--- start INPUT RECORDS ---

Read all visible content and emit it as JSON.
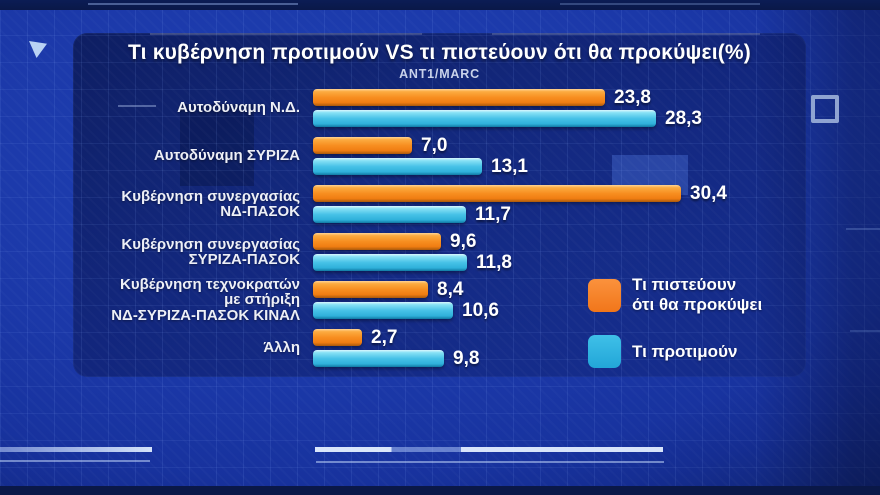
{
  "header": {
    "title": "Τι κυβέρνηση προτιμούν VS τι πιστεύουν ότι θα προκύψει(%)",
    "source": "ANT1/MARC"
  },
  "legend": {
    "items": [
      {
        "label": "Τι πιστεύουν\nότι θα προκύψει",
        "color": "#f6821f"
      },
      {
        "label": "Τι προτιμούν",
        "color": "#2cb1e2"
      }
    ]
  },
  "chart_data": {
    "type": "bar",
    "orientation": "horizontal",
    "title": "Τι κυβέρνηση προτιμούν VS τι πιστεύουν ότι θα προκύψει(%)",
    "subtitle": "ANT1/MARC",
    "unit": "%",
    "decimal_separator": ",",
    "xlim": [
      0,
      32
    ],
    "grid": false,
    "legend_position": "right-bottom",
    "categories": [
      "Αυτοδύναμη Ν.Δ.",
      "Αυτοδύναμη ΣΥΡΙΖΑ",
      "Κυβέρνηση συνεργασίας\nΝΔ-ΠΑΣΟΚ",
      "Κυβέρνηση συνεργασίας\nΣΥΡΙΖΑ-ΠΑΣΟΚ",
      "Κυβέρνηση τεχνοκρατών\nμε στήριξη\nΝΔ-ΣΥΡΙΖΑ-ΠΑΣΟΚ ΚΙΝΑΛ",
      "Άλλη"
    ],
    "series": [
      {
        "name": "Τι πιστεύουν ότι θα προκύψει",
        "color": "#f6821f",
        "values": [
          23.8,
          7.0,
          30.4,
          9.6,
          8.4,
          2.7
        ],
        "labels": [
          "23,8",
          "7,0",
          "30,4",
          "9,6",
          "8,4",
          "2,7"
        ]
      },
      {
        "name": "Τι προτιμούν",
        "color": "#2cb1e2",
        "values": [
          28.3,
          13.1,
          11.7,
          11.8,
          10.6,
          9.8
        ],
        "labels": [
          "28,3",
          "13,1",
          "11,7",
          "11,8",
          "10,6",
          "9,8"
        ]
      }
    ]
  },
  "colors": {
    "background": "#1b38a8",
    "panel": "#10236b",
    "bar_believe": "#f6821f",
    "bar_prefer": "#2cb1e2",
    "value_text": "#ffffff",
    "label_text": "#edeff6",
    "subtitle_text": "#c9d2ea"
  },
  "icons": {
    "corner_triangle_icon": "◤",
    "outline_square_icon": "▢"
  }
}
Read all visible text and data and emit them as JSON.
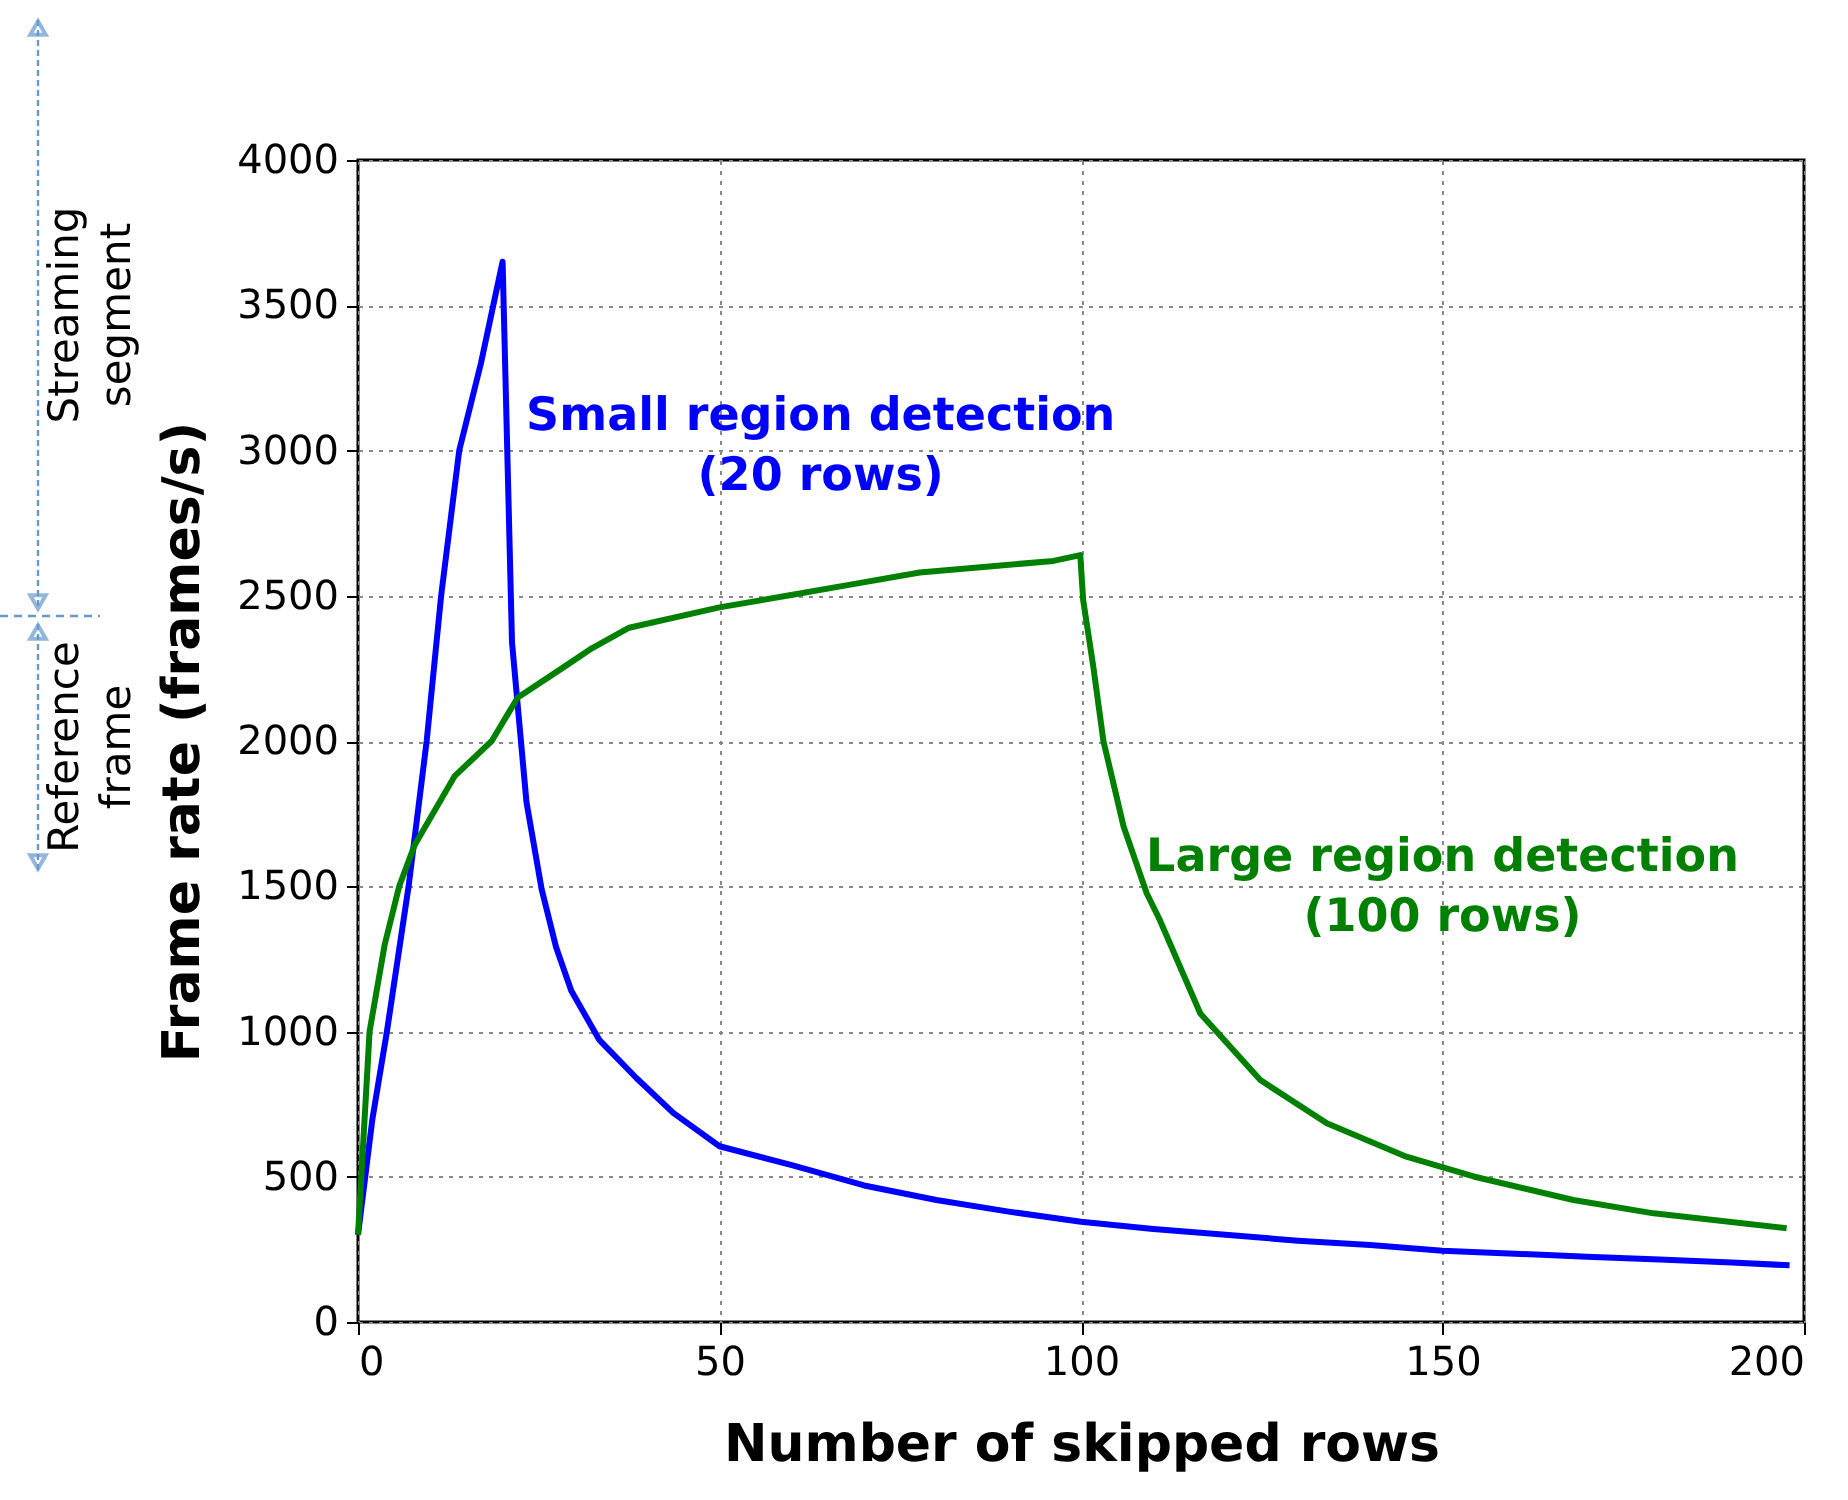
{
  "chart_data": {
    "type": "line",
    "xlabel": "Number of skipped rows",
    "ylabel": "Frame rate (frames/s)",
    "xlim": [
      0,
      200
    ],
    "xticks": [
      0,
      50,
      100,
      150,
      200
    ],
    "ylim": [
      0,
      4000
    ],
    "yticks": [
      0,
      500,
      1000,
      1500,
      2000,
      2500,
      3000,
      3500,
      4000
    ],
    "grid": true,
    "legend": false,
    "line_style": "solid",
    "marker": "none",
    "annotations": [
      "Streaming segment",
      "Reference frame"
    ],
    "series": [
      {
        "name": "Small region detection\n(20 rows)",
        "color": "#0000ff",
        "x": [
          0,
          2,
          4,
          7,
          9.5,
          11.5,
          14,
          17,
          20,
          21.3,
          23.3,
          25.4,
          27.4,
          29.5,
          33.4,
          38.5,
          43.6,
          50,
          60,
          70,
          80,
          90,
          100,
          110,
          120,
          130,
          140,
          150,
          160,
          170,
          180,
          190,
          198
        ],
        "values": [
          300,
          700,
          1000,
          1500,
          2000,
          2500,
          3000,
          3300,
          3650,
          2340,
          1790,
          1490,
          1290,
          1140,
          970,
          840,
          720,
          605,
          540,
          470,
          420,
          380,
          345,
          320,
          300,
          280,
          265,
          245,
          235,
          225,
          215,
          205,
          195
        ]
      },
      {
        "name": "Large region detection\n(100 rows)",
        "color": "#008000",
        "x": [
          0,
          1.6,
          3.7,
          5.7,
          7.8,
          13.4,
          18.5,
          22.1,
          28.2,
          32.4,
          37.5,
          50,
          59.3,
          68.5,
          77.7,
          86.9,
          96.2,
          99.9,
          100.3,
          101.7,
          103.1,
          105.9,
          109.1,
          110.9,
          116.5,
          124.8,
          134,
          145,
          154.3,
          168.1,
          179.2,
          197.6
        ],
        "values": [
          300,
          1000,
          1300,
          1500,
          1640,
          1880,
          2000,
          2150,
          2250,
          2320,
          2390,
          2460,
          2500,
          2540,
          2580,
          2600,
          2620,
          2640,
          2485,
          2256,
          2000,
          1705,
          1475,
          1384,
          1062,
          833,
          684,
          569,
          501,
          420,
          374,
          323
        ]
      }
    ]
  }
}
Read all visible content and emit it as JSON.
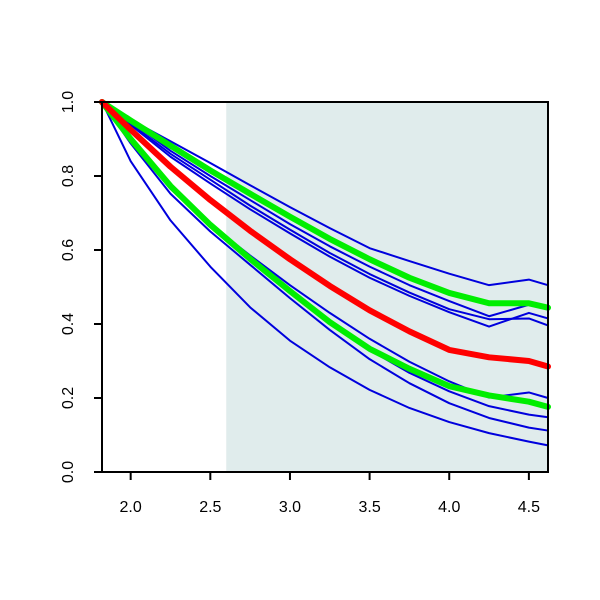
{
  "chart_data": {
    "type": "line",
    "title": "",
    "xlabel": "",
    "ylabel": "",
    "xlim": [
      1.82,
      4.62
    ],
    "ylim": [
      0.0,
      1.0
    ],
    "x_ticks": [
      2.0,
      2.5,
      3.0,
      3.5,
      4.0,
      4.5
    ],
    "x_tick_labels": [
      "2.0",
      "2.5",
      "3.0",
      "3.5",
      "4.0",
      "4.5"
    ],
    "y_ticks": [
      0.0,
      0.2,
      0.4,
      0.6,
      0.8,
      1.0
    ],
    "y_tick_labels": [
      "0.0",
      "0.2",
      "0.4",
      "0.6",
      "0.8",
      "1.0"
    ],
    "grid": false,
    "legend": "none",
    "shaded_region": {
      "x_from": 2.6,
      "x_to": 4.62,
      "color": "#e0ecec"
    },
    "x": [
      1.82,
      2.0,
      2.25,
      2.5,
      2.75,
      3.0,
      3.25,
      3.5,
      3.75,
      4.0,
      4.25,
      4.5,
      4.62
    ],
    "series": [
      {
        "color": "#0000dd",
        "width": 2,
        "values": [
          1.0,
          0.952,
          0.894,
          0.835,
          0.775,
          0.716,
          0.659,
          0.605,
          0.57,
          0.536,
          0.505,
          0.52,
          0.505
        ]
      },
      {
        "color": "#0000dd",
        "width": 2,
        "values": [
          1.0,
          0.948,
          0.868,
          0.8,
          0.735,
          0.67,
          0.61,
          0.555,
          0.505,
          0.462,
          0.421,
          0.452,
          0.44
        ]
      },
      {
        "color": "#0000dd",
        "width": 2,
        "values": [
          1.0,
          0.942,
          0.86,
          0.79,
          0.72,
          0.655,
          0.592,
          0.535,
          0.485,
          0.44,
          0.413,
          0.415,
          0.396
        ]
      },
      {
        "color": "#0000dd",
        "width": 2,
        "values": [
          1.0,
          0.938,
          0.852,
          0.78,
          0.71,
          0.645,
          0.582,
          0.525,
          0.476,
          0.432,
          0.393,
          0.43,
          0.415
        ]
      },
      {
        "color": "#0000dd",
        "width": 2,
        "values": [
          1.0,
          0.9,
          0.77,
          0.67,
          0.585,
          0.505,
          0.43,
          0.36,
          0.298,
          0.245,
          0.201,
          0.215,
          0.2
        ]
      },
      {
        "color": "#0000dd",
        "width": 2,
        "values": [
          1.0,
          0.895,
          0.765,
          0.665,
          0.578,
          0.49,
          0.405,
          0.33,
          0.268,
          0.218,
          0.178,
          0.155,
          0.148
        ]
      },
      {
        "color": "#0000dd",
        "width": 2,
        "values": [
          1.0,
          0.888,
          0.752,
          0.65,
          0.56,
          0.47,
          0.384,
          0.305,
          0.24,
          0.186,
          0.146,
          0.12,
          0.112
        ]
      },
      {
        "color": "#0000dd",
        "width": 2,
        "values": [
          1.0,
          0.84,
          0.68,
          0.555,
          0.445,
          0.355,
          0.283,
          0.222,
          0.173,
          0.135,
          0.105,
          0.082,
          0.072
        ]
      },
      {
        "color": "#00ee00",
        "width": 6,
        "values": [
          1.0,
          0.95,
          0.882,
          0.815,
          0.752,
          0.69,
          0.63,
          0.575,
          0.525,
          0.484,
          0.456,
          0.456,
          0.444
        ]
      },
      {
        "color": "#00ee00",
        "width": 6,
        "values": [
          1.0,
          0.9,
          0.773,
          0.668,
          0.576,
          0.489,
          0.405,
          0.333,
          0.279,
          0.232,
          0.207,
          0.19,
          0.176
        ]
      },
      {
        "color": "#ff0000",
        "width": 6,
        "values": [
          1.0,
          0.925,
          0.825,
          0.735,
          0.652,
          0.575,
          0.503,
          0.437,
          0.38,
          0.33,
          0.31,
          0.3,
          0.285
        ]
      }
    ]
  }
}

--- end INPUT RECORDS ---

TO BE DONE:
Find the word "συνεργασίας" in the data and copy out each line where it turns up.

CORRECT RESULT:
      "Κυβέρνηση συνεργασίας\nΝΔ-ΠΑΣΟΚ",
      "Κυβέρνηση συνεργασίας\nΣΥΡΙΖΑ-ΠΑΣΟΚ",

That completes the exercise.